**WORK TO BE COMPLETED:** Copy out all lines where "type" appears.

-- BEGIN MATERIAL --

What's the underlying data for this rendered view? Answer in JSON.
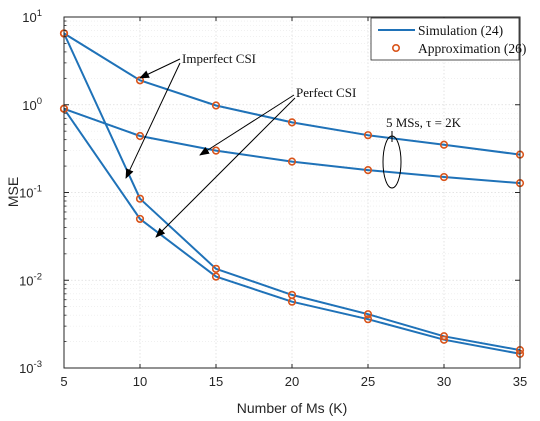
{
  "chart_data": {
    "type": "line",
    "xlabel": "Number of Ms (K)",
    "ylabel": "MSE",
    "x_scale": "linear",
    "y_scale": "log",
    "xlim": [
      5,
      35
    ],
    "ylim": [
      0.001,
      10
    ],
    "x_ticks": [
      5,
      10,
      15,
      20,
      25,
      30,
      35
    ],
    "y_ticks": [
      {
        "value": 10,
        "base": "10",
        "exp": "1"
      },
      {
        "value": 1,
        "base": "10",
        "exp": "0"
      },
      {
        "value": 0.1,
        "base": "10",
        "exp": "-1"
      },
      {
        "value": 0.01,
        "base": "10",
        "exp": "-2"
      },
      {
        "value": 0.001,
        "base": "10",
        "exp": "-3"
      }
    ],
    "grid": true,
    "legend_position": "top-right",
    "legend": [
      {
        "label": "Simulation (24)",
        "style": "line",
        "color": "#1f72b8"
      },
      {
        "label": "Approximation (26)",
        "style": "circle-marker",
        "color": "#d9541a"
      }
    ],
    "series": [
      {
        "group": "Imperfect CSI",
        "x": [
          5,
          10,
          15,
          20,
          25,
          30,
          35
        ],
        "values": [
          6.5,
          1.9,
          0.98,
          0.63,
          0.45,
          0.35,
          0.27
        ]
      },
      {
        "group": "Perfect CSI",
        "x": [
          5,
          10,
          15,
          20,
          25,
          30,
          35
        ],
        "values": [
          0.9,
          0.44,
          0.3,
          0.225,
          0.18,
          0.15,
          0.128
        ]
      },
      {
        "group": "Imperfect CSI",
        "x": [
          5,
          10,
          15,
          20,
          25,
          30,
          35
        ],
        "values": [
          6.5,
          0.085,
          0.0135,
          0.0068,
          0.0041,
          0.0023,
          0.0016
        ]
      },
      {
        "group": "Perfect CSI",
        "x": [
          5,
          10,
          15,
          20,
          25,
          30,
          35
        ],
        "values": [
          0.9,
          0.05,
          0.011,
          0.0057,
          0.0036,
          0.0021,
          0.00145
        ]
      }
    ],
    "annotations": {
      "imperfect": "Imperfect CSI",
      "perfect": "Perfect CSI",
      "config": "5 MSs, τ = 2K"
    },
    "colors": {
      "line": "#1f72b8",
      "marker": "#d9541a",
      "grid": "#dcdcdc",
      "axis": "#262626"
    }
  }
}
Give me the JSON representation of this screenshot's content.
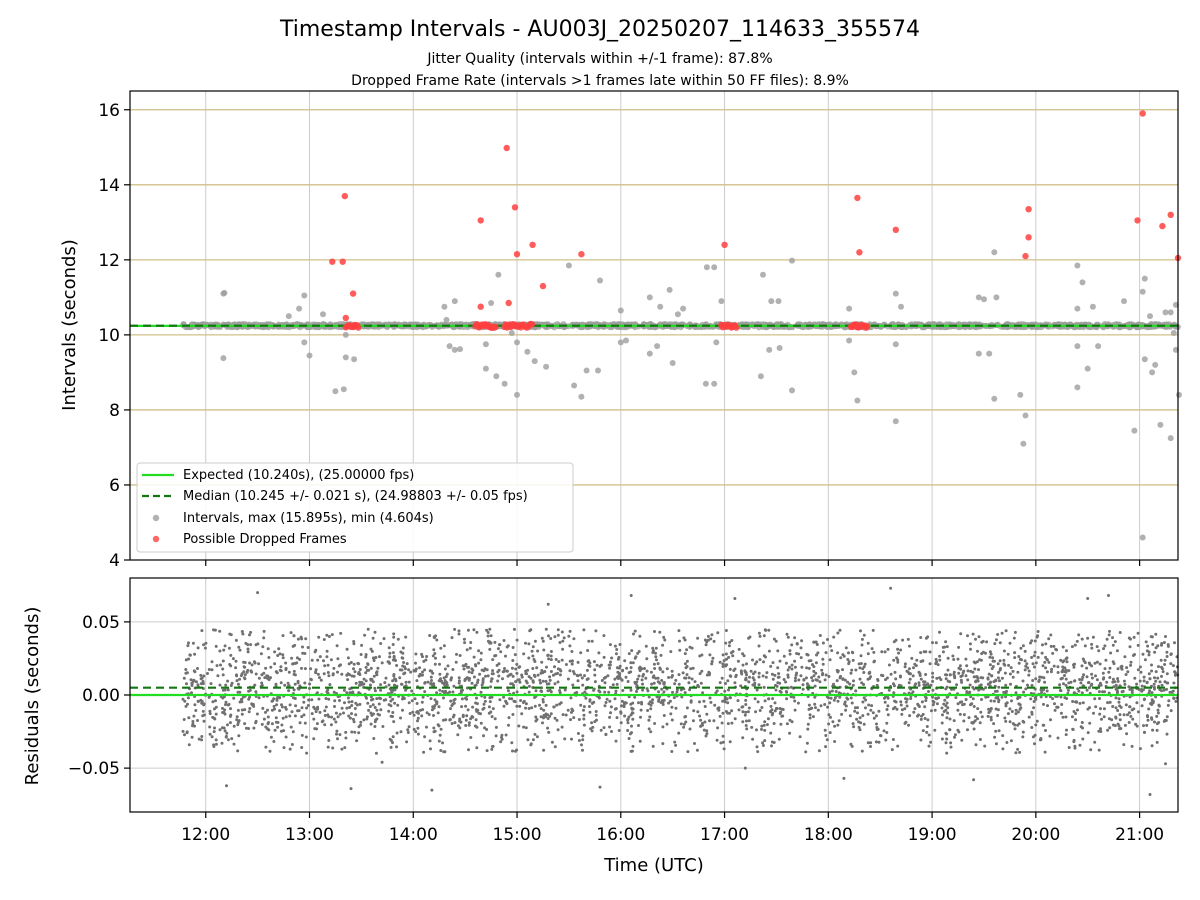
{
  "chart_data": {
    "title": "Timestamp Intervals - AU003J_20250207_114633_355574",
    "subtitle_1": "Jitter Quality (intervals within +/-1 frame): 87.8%",
    "subtitle_2": "Dropped Frame Rate (intervals >1 frames late within 50 FF files): 8.9%",
    "xlabel": "Time (UTC)",
    "x_ticks": [
      "12:00",
      "13:00",
      "14:00",
      "15:00",
      "16:00",
      "17:00",
      "18:00",
      "19:00",
      "20:00",
      "21:00"
    ],
    "x_range_hours": [
      11.27,
      21.37
    ],
    "data_start_hour": 11.78,
    "top_panel": {
      "type": "scatter",
      "ylabel": "Intervals (seconds)",
      "ylim": [
        4,
        16.5
      ],
      "y_ticks": [
        4,
        6,
        8,
        10,
        12,
        14,
        16
      ],
      "highlight_lines": [
        6,
        8,
        10,
        12,
        14,
        16
      ],
      "highlight_line_color": "#d4c28a",
      "expected": 10.24,
      "median": 10.245,
      "median_core_band": [
        10.2,
        10.29
      ],
      "intervals_color": "#9e9e9e",
      "dropped_color": "#ff4040",
      "legend_position": "lower-left",
      "legend": [
        {
          "label": "Expected (10.240s), (25.00000 fps)",
          "style": "line",
          "color": "#22dd22"
        },
        {
          "label": "Median (10.245 +/- 0.021 s), (24.98803 +/- 0.05 fps)",
          "style": "dashed",
          "color": "#117711"
        },
        {
          "label": "Intervals, max (15.895s), min (4.604s)",
          "style": "dot",
          "color": "#9e9e9e"
        },
        {
          "label": "Possible Dropped Frames",
          "style": "dot",
          "color": "#ff4040"
        }
      ],
      "outliers": [
        [
          12.17,
          11.1
        ],
        [
          12.17,
          9.38
        ],
        [
          12.18,
          11.12
        ],
        [
          12.8,
          10.5
        ],
        [
          12.9,
          10.7
        ],
        [
          12.95,
          9.8
        ],
        [
          13.0,
          9.45
        ],
        [
          12.95,
          11.05
        ],
        [
          13.25,
          8.5
        ],
        [
          13.33,
          8.55
        ],
        [
          13.35,
          9.4
        ],
        [
          13.43,
          9.35
        ],
        [
          13.35,
          10.0
        ],
        [
          14.3,
          10.75
        ],
        [
          14.35,
          9.7
        ],
        [
          14.4,
          9.6
        ],
        [
          14.4,
          10.9
        ],
        [
          14.45,
          9.62
        ],
        [
          14.7,
          9.1
        ],
        [
          14.7,
          9.75
        ],
        [
          14.75,
          10.85
        ],
        [
          14.82,
          11.6
        ],
        [
          14.8,
          8.9
        ],
        [
          14.88,
          8.7
        ],
        [
          14.95,
          10.05
        ],
        [
          15.0,
          9.8
        ],
        [
          15.0,
          8.4
        ],
        [
          15.1,
          9.55
        ],
        [
          15.17,
          9.3
        ],
        [
          15.28,
          9.15
        ],
        [
          15.5,
          11.85
        ],
        [
          15.55,
          8.65
        ],
        [
          15.62,
          8.35
        ],
        [
          15.67,
          9.05
        ],
        [
          15.8,
          11.45
        ],
        [
          15.78,
          9.05
        ],
        [
          16.0,
          10.65
        ],
        [
          16.05,
          10.2
        ],
        [
          16.05,
          9.85
        ],
        [
          16.0,
          9.8
        ],
        [
          16.28,
          11.0
        ],
        [
          16.28,
          9.5
        ],
        [
          16.35,
          9.7
        ],
        [
          16.38,
          10.75
        ],
        [
          16.47,
          11.2
        ],
        [
          16.5,
          9.25
        ],
        [
          16.6,
          10.7
        ],
        [
          16.55,
          10.55
        ],
        [
          16.83,
          11.8
        ],
        [
          16.9,
          11.8
        ],
        [
          16.82,
          8.7
        ],
        [
          16.9,
          8.7
        ],
        [
          16.92,
          9.8
        ],
        [
          16.97,
          10.9
        ],
        [
          17.37,
          11.6
        ],
        [
          17.35,
          8.9
        ],
        [
          17.43,
          9.6
        ],
        [
          17.45,
          10.9
        ],
        [
          17.52,
          10.9
        ],
        [
          17.53,
          9.65
        ],
        [
          17.65,
          11.98
        ],
        [
          17.65,
          8.52
        ],
        [
          18.2,
          9.85
        ],
        [
          18.25,
          9.0
        ],
        [
          18.28,
          8.25
        ],
        [
          18.2,
          10.7
        ],
        [
          18.65,
          11.1
        ],
        [
          18.65,
          9.75
        ],
        [
          18.65,
          7.7
        ],
        [
          18.7,
          10.75
        ],
        [
          19.45,
          11.0
        ],
        [
          19.5,
          10.95
        ],
        [
          19.45,
          9.5
        ],
        [
          19.55,
          9.5
        ],
        [
          19.6,
          12.2
        ],
        [
          19.62,
          11.0
        ],
        [
          19.6,
          8.3
        ],
        [
          19.85,
          8.4
        ],
        [
          19.9,
          7.85
        ],
        [
          19.88,
          7.1
        ],
        [
          20.4,
          11.85
        ],
        [
          20.45,
          11.4
        ],
        [
          20.4,
          10.7
        ],
        [
          20.4,
          9.7
        ],
        [
          20.4,
          8.6
        ],
        [
          20.5,
          9.1
        ],
        [
          20.55,
          10.75
        ],
        [
          20.6,
          9.7
        ],
        [
          20.85,
          10.9
        ],
        [
          20.95,
          7.45
        ],
        [
          21.03,
          11.15
        ],
        [
          21.05,
          11.5
        ],
        [
          21.05,
          9.35
        ],
        [
          21.1,
          10.5
        ],
        [
          21.12,
          9.0
        ],
        [
          21.15,
          9.2
        ],
        [
          21.2,
          7.6
        ],
        [
          21.25,
          10.6
        ],
        [
          21.3,
          10.6
        ],
        [
          21.3,
          7.25
        ],
        [
          21.33,
          10.05
        ],
        [
          21.35,
          9.6
        ],
        [
          21.35,
          10.8
        ],
        [
          21.38,
          8.4
        ],
        [
          21.03,
          4.6
        ],
        [
          13.13,
          10.55
        ],
        [
          14.32,
          10.4
        ]
      ],
      "dropped": [
        [
          13.22,
          11.95
        ],
        [
          13.32,
          11.95
        ],
        [
          13.34,
          13.7
        ],
        [
          13.42,
          11.1
        ],
        [
          13.35,
          10.45
        ],
        [
          14.65,
          13.05
        ],
        [
          14.65,
          10.75
        ],
        [
          14.9,
          14.98
        ],
        [
          14.92,
          10.85
        ],
        [
          14.98,
          13.4
        ],
        [
          15.0,
          12.15
        ],
        [
          15.15,
          12.4
        ],
        [
          15.25,
          11.3
        ],
        [
          15.62,
          12.15
        ],
        [
          17.0,
          12.4
        ],
        [
          18.28,
          13.65
        ],
        [
          18.3,
          12.2
        ],
        [
          18.65,
          12.8
        ],
        [
          19.9,
          12.1
        ],
        [
          19.93,
          12.6
        ],
        [
          19.93,
          13.35
        ],
        [
          20.98,
          13.05
        ],
        [
          21.03,
          15.9
        ],
        [
          21.22,
          12.9
        ],
        [
          21.3,
          13.2
        ],
        [
          21.37,
          12.05
        ]
      ],
      "dropped_clusters": [
        [
          13.35,
          13.48
        ],
        [
          14.6,
          14.8
        ],
        [
          14.88,
          15.15
        ],
        [
          16.97,
          17.12
        ],
        [
          18.22,
          18.38
        ]
      ]
    },
    "bottom_panel": {
      "type": "scatter",
      "ylabel": "Residuals (seconds)",
      "ylim": [
        -0.08,
        0.08
      ],
      "y_ticks": [
        -0.05,
        0.0,
        0.05
      ],
      "y_tick_labels": [
        "−0.05",
        "0.00",
        "0.05"
      ],
      "expected": 0.0,
      "median": 0.005,
      "residual_color": "#707070",
      "typical_range": [
        -0.04,
        0.045
      ],
      "point_count": 3200,
      "extremes": [
        [
          12.2,
          -0.062
        ],
        [
          13.4,
          -0.064
        ],
        [
          14.18,
          -0.065
        ],
        [
          15.8,
          -0.063
        ],
        [
          18.15,
          -0.057
        ],
        [
          19.4,
          -0.058
        ],
        [
          21.1,
          -0.068
        ],
        [
          21.25,
          -0.047
        ],
        [
          17.2,
          -0.05
        ],
        [
          13.7,
          -0.046
        ],
        [
          12.5,
          0.07
        ],
        [
          16.1,
          0.068
        ],
        [
          18.6,
          0.073
        ],
        [
          20.7,
          0.068
        ],
        [
          20.5,
          0.066
        ],
        [
          17.1,
          0.066
        ],
        [
          15.3,
          0.062
        ]
      ]
    },
    "colors": {
      "expected_line": "#22dd22",
      "median_line": "#117711",
      "grid": "#cccccc"
    }
  }
}
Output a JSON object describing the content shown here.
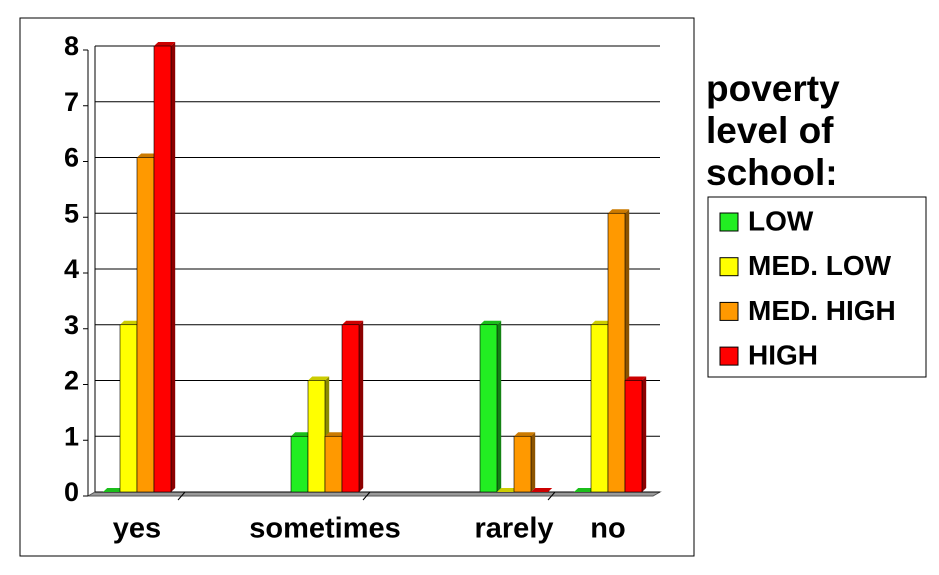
{
  "chart_data": {
    "type": "bar",
    "categories": [
      "yes",
      "sometimes",
      "rarely",
      "no"
    ],
    "series": [
      {
        "name": "LOW",
        "color": "#22ee22",
        "values": [
          0,
          1,
          3,
          0
        ]
      },
      {
        "name": "MED. LOW",
        "color": "#ffff00",
        "values": [
          3,
          2,
          0,
          3
        ]
      },
      {
        "name": "MED. HIGH",
        "color": "#ff9900",
        "values": [
          6,
          1,
          1,
          5
        ]
      },
      {
        "name": "HIGH",
        "color": "#ff0000",
        "values": [
          8,
          3,
          0,
          2
        ]
      }
    ],
    "ylim": [
      0,
      8
    ],
    "yticks": [
      0,
      1,
      2,
      3,
      4,
      5,
      6,
      7,
      8
    ],
    "grid": true,
    "legend_title": "poverty level of school:",
    "legend_position": "right"
  }
}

-- END MATERIAL --

**FINISHED EXERCISE:**
    "type": "line",
      "type": "scatter",
      "type": "scatter",
    "type": "bar",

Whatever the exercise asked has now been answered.